**To be done**
Omit the images, then print each record below exactly as it reads.

**Data shown**
# # #
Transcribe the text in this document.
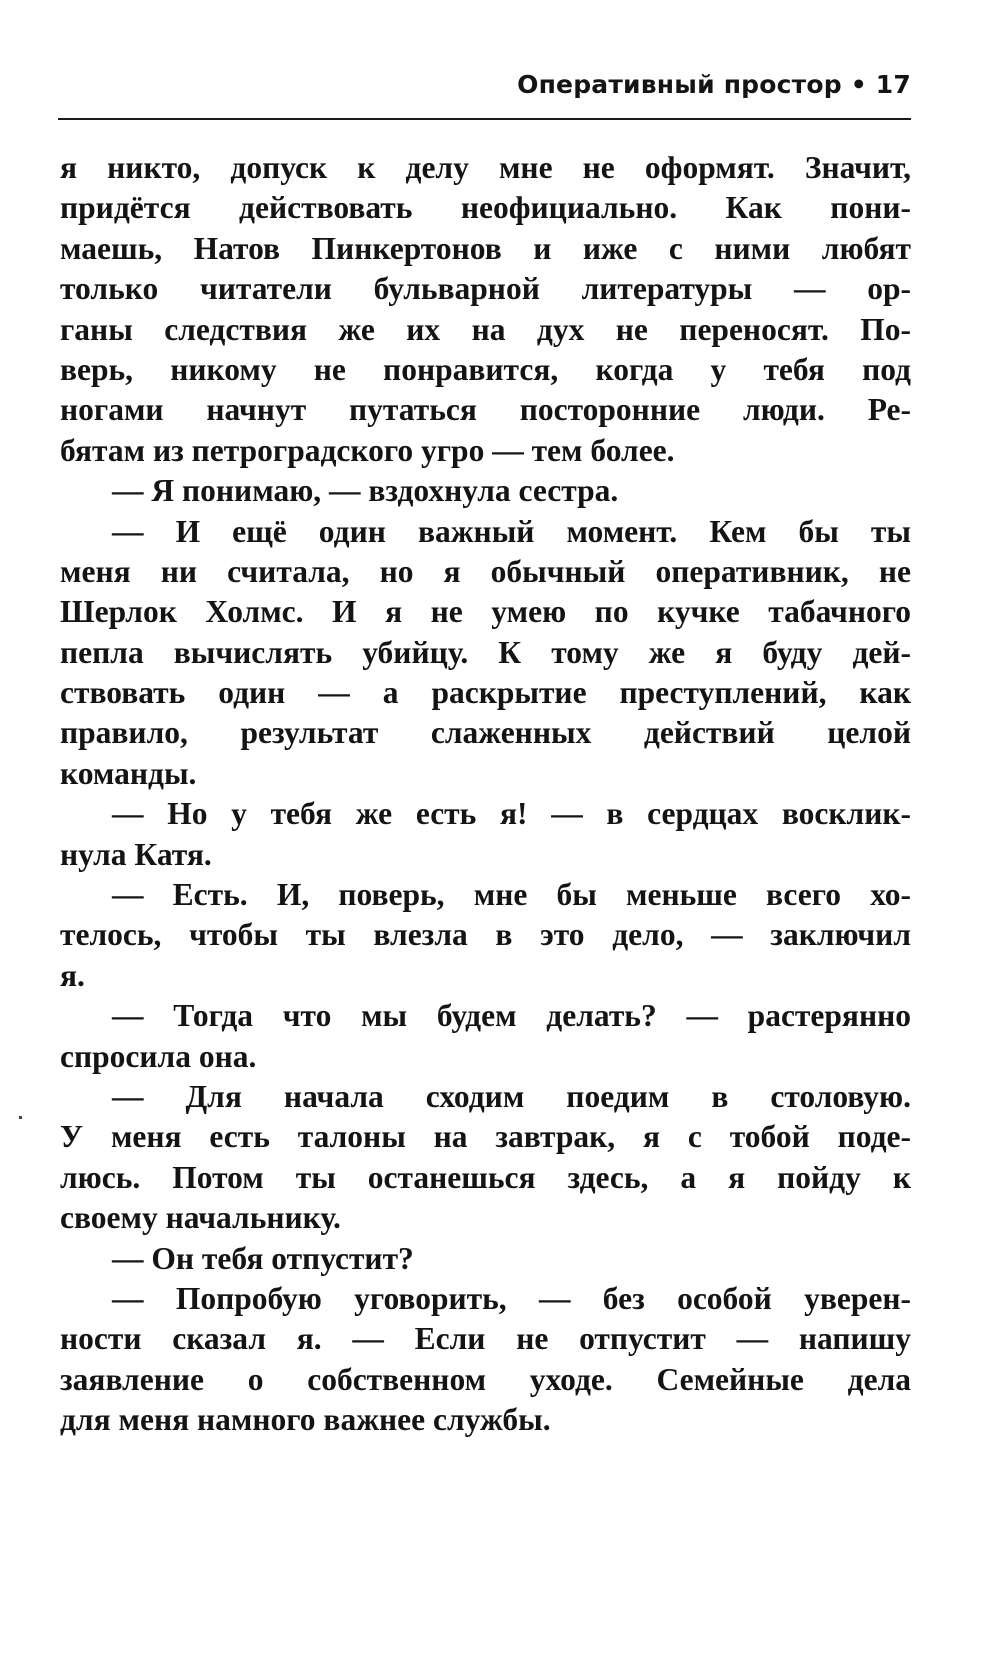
Оперативный простор • 17
я никто, допуск к делу мне не оформят. Значит,
придётся действовать неофициально. Как пони-
маешь, Натов Пинкертонов и иже с ними любят
только читатели бульварной литературы — ор-
ганы следствия же их на дух не переносят. По-
верь, никому не понравится, когда у тебя под
ногами начнут путаться посторонние люди. Ре-
бятам из петроградского угро — тем более.
— Я понимаю, — вздохнула сестра.
— И ещё один важный момент. Кем бы ты
меня ни считала, но я обычный оперативник, не
Шерлок Холмс. И я не умею по кучке табачного
пепла вычислять убийцу. К тому же я буду дей-
ствовать один — а раскрытие преступлений, как
правило, результат слаженных действий целой
команды.
— Но у тебя же есть я! — в сердцах восклик-
нула Катя.
— Есть. И, поверь, мне бы меньше всего хо-
телось, чтобы ты влезла в это дело, — заключил
я.
— Тогда что мы будем делать? — растерянно
спросила она.
— Для начала сходим поедим в столовую.
У меня есть талоны на завтрак, я с тобой поде-
люсь. Потом ты останешься здесь, а я пойду к
своему начальнику.
— Он тебя отпустит?
— Попробую уговорить, — без особой уверен-
ности сказал я. — Если не отпустит — напишу
заявление о собственном уходе. Семейные дела
для меня намного важнее службы.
# # #
**Output of the exercise**
Transcribe the text in this document.
Оперативный простор • 17
я никто, допуск к делу мне не оформят. Значит,
придётся действовать неофициально. Как пони-
маешь, Натов Пинкертонов и иже с ними любят
только читатели бульварной литературы — ор-
ганы следствия же их на дух не переносят. По-
верь, никому не понравится, когда у тебя под
ногами начнут путаться посторонние люди. Ре-
бятам из петроградского угро — тем более.
— Я понимаю, — вздохнула сестра.
— И ещё один важный момент. Кем бы ты
меня ни считала, но я обычный оперативник, не
Шерлок Холмс. И я не умею по кучке табачного
пепла вычислять убийцу. К тому же я буду дей-
ствовать один — а раскрытие преступлений, как
правило, результат слаженных действий целой
команды.
— Но у тебя же есть я! — в сердцах восклик-
нула Катя.
— Есть. И, поверь, мне бы меньше всего хо-
телось, чтобы ты влезла в это дело, — заключил
я.
— Тогда что мы будем делать? — растерянно
спросила она.
— Для начала сходим поедим в столовую.
У меня есть талоны на завтрак, я с тобой поде-
люсь. Потом ты останешься здесь, а я пойду к
своему начальнику.
— Он тебя отпустит?
— Попробую уговорить, — без особой уверен-
ности сказал я. — Если не отпустит — напишу
заявление о собственном уходе. Семейные дела
для меня намного важнее службы.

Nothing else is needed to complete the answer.